◆ **WHAT IS BEING ASKED**
Write out each record again exactly as it stands.

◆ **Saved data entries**

+===+

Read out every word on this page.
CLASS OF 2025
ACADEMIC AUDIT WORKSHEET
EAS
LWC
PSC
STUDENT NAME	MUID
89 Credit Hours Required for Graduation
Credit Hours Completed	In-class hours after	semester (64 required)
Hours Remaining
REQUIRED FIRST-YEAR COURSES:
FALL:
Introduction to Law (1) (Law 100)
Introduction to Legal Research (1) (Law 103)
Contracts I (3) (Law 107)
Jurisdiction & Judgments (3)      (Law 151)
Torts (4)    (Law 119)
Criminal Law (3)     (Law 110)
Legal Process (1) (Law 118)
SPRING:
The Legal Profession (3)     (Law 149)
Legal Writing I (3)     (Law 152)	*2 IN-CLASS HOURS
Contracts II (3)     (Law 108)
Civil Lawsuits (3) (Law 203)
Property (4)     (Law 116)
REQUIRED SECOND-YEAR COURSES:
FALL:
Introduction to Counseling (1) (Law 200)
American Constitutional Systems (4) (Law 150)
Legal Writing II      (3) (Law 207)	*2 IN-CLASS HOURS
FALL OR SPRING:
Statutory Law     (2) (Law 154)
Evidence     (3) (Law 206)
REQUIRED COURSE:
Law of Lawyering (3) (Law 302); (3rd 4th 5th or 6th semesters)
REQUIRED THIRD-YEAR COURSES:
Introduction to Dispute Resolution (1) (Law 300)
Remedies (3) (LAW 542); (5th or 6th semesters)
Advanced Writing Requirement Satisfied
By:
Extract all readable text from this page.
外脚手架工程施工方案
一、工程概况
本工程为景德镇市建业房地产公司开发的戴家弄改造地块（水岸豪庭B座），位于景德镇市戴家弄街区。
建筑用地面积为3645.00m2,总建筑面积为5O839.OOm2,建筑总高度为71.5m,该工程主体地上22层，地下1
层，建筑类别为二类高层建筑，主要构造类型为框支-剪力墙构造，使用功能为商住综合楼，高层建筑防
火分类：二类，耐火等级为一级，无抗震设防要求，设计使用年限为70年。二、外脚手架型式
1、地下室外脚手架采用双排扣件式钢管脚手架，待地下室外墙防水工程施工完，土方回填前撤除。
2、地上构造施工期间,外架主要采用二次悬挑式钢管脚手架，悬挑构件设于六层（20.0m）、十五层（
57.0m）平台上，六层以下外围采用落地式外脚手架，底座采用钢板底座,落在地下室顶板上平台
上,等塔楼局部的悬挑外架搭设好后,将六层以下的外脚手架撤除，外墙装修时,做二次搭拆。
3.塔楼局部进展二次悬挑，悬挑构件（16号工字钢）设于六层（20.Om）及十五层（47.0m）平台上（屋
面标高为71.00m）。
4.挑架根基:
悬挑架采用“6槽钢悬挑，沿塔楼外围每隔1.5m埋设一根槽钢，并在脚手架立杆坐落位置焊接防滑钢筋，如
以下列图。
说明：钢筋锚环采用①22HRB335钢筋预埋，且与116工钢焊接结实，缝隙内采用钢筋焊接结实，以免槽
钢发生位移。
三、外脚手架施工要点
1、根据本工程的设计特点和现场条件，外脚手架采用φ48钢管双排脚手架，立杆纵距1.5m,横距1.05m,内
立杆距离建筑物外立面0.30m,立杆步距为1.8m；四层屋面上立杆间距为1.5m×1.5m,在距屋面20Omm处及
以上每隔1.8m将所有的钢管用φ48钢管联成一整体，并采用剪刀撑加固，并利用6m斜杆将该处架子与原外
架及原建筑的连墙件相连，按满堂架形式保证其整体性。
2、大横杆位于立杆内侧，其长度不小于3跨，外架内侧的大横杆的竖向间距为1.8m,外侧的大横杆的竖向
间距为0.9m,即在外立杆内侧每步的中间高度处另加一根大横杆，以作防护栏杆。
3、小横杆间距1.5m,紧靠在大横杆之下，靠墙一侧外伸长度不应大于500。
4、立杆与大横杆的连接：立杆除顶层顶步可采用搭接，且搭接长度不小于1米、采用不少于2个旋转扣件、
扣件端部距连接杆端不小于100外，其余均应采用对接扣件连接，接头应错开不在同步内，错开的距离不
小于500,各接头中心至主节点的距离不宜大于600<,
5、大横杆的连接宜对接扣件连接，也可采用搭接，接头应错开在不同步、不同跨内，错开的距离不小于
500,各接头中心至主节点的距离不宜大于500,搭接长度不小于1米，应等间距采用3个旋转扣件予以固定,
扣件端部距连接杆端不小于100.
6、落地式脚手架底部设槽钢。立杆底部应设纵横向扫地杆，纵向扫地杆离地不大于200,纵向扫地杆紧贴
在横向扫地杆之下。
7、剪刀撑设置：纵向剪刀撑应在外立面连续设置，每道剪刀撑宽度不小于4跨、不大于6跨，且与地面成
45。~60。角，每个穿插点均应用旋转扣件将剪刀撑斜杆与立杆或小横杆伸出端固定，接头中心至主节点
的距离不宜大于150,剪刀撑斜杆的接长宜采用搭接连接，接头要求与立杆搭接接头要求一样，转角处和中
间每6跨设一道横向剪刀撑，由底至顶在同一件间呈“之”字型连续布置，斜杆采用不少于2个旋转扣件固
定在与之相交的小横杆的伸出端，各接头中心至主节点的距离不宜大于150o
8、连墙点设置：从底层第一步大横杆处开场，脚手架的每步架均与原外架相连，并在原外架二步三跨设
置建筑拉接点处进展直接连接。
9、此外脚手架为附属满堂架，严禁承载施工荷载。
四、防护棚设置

+===+

◆ **REPLY**
Read out every word on this page.
CLASS OF 2025
ACADEMIC AUDIT WORKSHEET
EAS
LWC
PSC
STUDENT NAME	MUID
89 Credit Hours Required for Graduation
Credit Hours Completed	In-class hours after	semester (64 required)
Hours Remaining
REQUIRED FIRST-YEAR COURSES:
FALL:
Introduction to Law (1) (Law 100)
Introduction to Legal Research (1) (Law 103)
Contracts I (3) (Law 107)
Jurisdiction & Judgments (3)      (Law 151)
Torts (4)    (Law 119)
Criminal Law (3)     (Law 110)
Legal Process (1) (Law 118)
SPRING:
The Legal Profession (3)     (Law 149)
Legal Writing I (3)     (Law 152)	*2 IN-CLASS HOURS
Contracts II (3)     (Law 108)
Civil Lawsuits (3) (Law 203)
Property (4)     (Law 116)
REQUIRED SECOND-YEAR COURSES:
FALL:
Introduction to Counseling (1) (Law 200)
American Constitutional Systems (4) (Law 150)
Legal Writing II      (3) (Law 207)	*2 IN-CLASS HOURS
FALL OR SPRING:
Statutory Law     (2) (Law 154)
Evidence     (3) (Law 206)
REQUIRED COURSE:
Law of Lawyering (3) (Law 302); (3rd 4th 5th or 6th semesters)
REQUIRED THIRD-YEAR COURSES:
Introduction to Dispute Resolution (1) (Law 300)
Remedies (3) (LAW 542); (5th or 6th semesters)
Advanced Writing Requirement Satisfied
By:
Extract all readable text from this page.
外脚手架工程施工方案
一、工程概况
本工程为景德镇市建业房地产公司开发的戴家弄改造地块（水岸豪庭B座），位于景德镇市戴家弄街区。
建筑用地面积为3645.00m2,总建筑面积为5O839.OOm2,建筑总高度为71.5m,该工程主体地上22层，地下1
层，建筑类别为二类高层建筑，主要构造类型为框支-剪力墙构造，使用功能为商住综合楼，高层建筑防
火分类：二类，耐火等级为一级，无抗震设防要求，设计使用年限为70年。二、外脚手架型式
1、地下室外脚手架采用双排扣件式钢管脚手架，待地下室外墙防水工程施工完，土方回填前撤除。
2、地上构造施工期间,外架主要采用二次悬挑式钢管脚手架，悬挑构件设于六层（20.0m）、十五层（
57.0m）平台上，六层以下外围采用落地式外脚手架，底座采用钢板底座,落在地下室顶板上平台
上,等塔楼局部的悬挑外架搭设好后,将六层以下的外脚手架撤除，外墙装修时,做二次搭拆。
3.塔楼局部进展二次悬挑，悬挑构件（16号工字钢）设于六层（20.Om）及十五层（47.0m）平台上（屋
面标高为71.00m）。
4.挑架根基:
悬挑架采用“6槽钢悬挑，沿塔楼外围每隔1.5m埋设一根槽钢，并在脚手架立杆坐落位置焊接防滑钢筋，如
以下列图。
说明：钢筋锚环采用①22HRB335钢筋预埋，且与116工钢焊接结实，缝隙内采用钢筋焊接结实，以免槽
钢发生位移。
三、外脚手架施工要点
1、根据本工程的设计特点和现场条件，外脚手架采用φ48钢管双排脚手架，立杆纵距1.5m,横距1.05m,内
立杆距离建筑物外立面0.30m,立杆步距为1.8m；四层屋面上立杆间距为1.5m×1.5m,在距屋面20Omm处及
以上每隔1.8m将所有的钢管用φ48钢管联成一整体，并采用剪刀撑加固，并利用6m斜杆将该处架子与原外
架及原建筑的连墙件相连，按满堂架形式保证其整体性。
2、大横杆位于立杆内侧，其长度不小于3跨，外架内侧的大横杆的竖向间距为1.8m,外侧的大横杆的竖向
间距为0.9m,即在外立杆内侧每步的中间高度处另加一根大横杆，以作防护栏杆。
3、小横杆间距1.5m,紧靠在大横杆之下，靠墙一侧外伸长度不应大于500。
4、立杆与大横杆的连接：立杆除顶层顶步可采用搭接，且搭接长度不小于1米、采用不少于2个旋转扣件、
扣件端部距连接杆端不小于100外，其余均应采用对接扣件连接，接头应错开不在同步内，错开的距离不
小于500,各接头中心至主节点的距离不宜大于600<,
5、大横杆的连接宜对接扣件连接，也可采用搭接，接头应错开在不同步、不同跨内，错开的距离不小于
500,各接头中心至主节点的距离不宜大于500,搭接长度不小于1米，应等间距采用3个旋转扣件予以固定,
扣件端部距连接杆端不小于100.
6、落地式脚手架底部设槽钢。立杆底部应设纵横向扫地杆，纵向扫地杆离地不大于200,纵向扫地杆紧贴
在横向扫地杆之下。
7、剪刀撑设置：纵向剪刀撑应在外立面连续设置，每道剪刀撑宽度不小于4跨、不大于6跨，且与地面成
45。~60。角，每个穿插点均应用旋转扣件将剪刀撑斜杆与立杆或小横杆伸出端固定，接头中心至主节点
的距离不宜大于150,剪刀撑斜杆的接长宜采用搭接连接，接头要求与立杆搭接接头要求一样，转角处和中
间每6跨设一道横向剪刀撑，由底至顶在同一件间呈“之”字型连续布置，斜杆采用不少于2个旋转扣件固
定在与之相交的小横杆的伸出端，各接头中心至主节点的距离不宜大于150o
8、连墙点设置：从底层第一步大横杆处开场，脚手架的每步架均与原外架相连，并在原外架二步三跨设
置建筑拉接点处进展直接连接。
9、此外脚手架为附属满堂架，严禁承载施工荷载。
四、防护棚设置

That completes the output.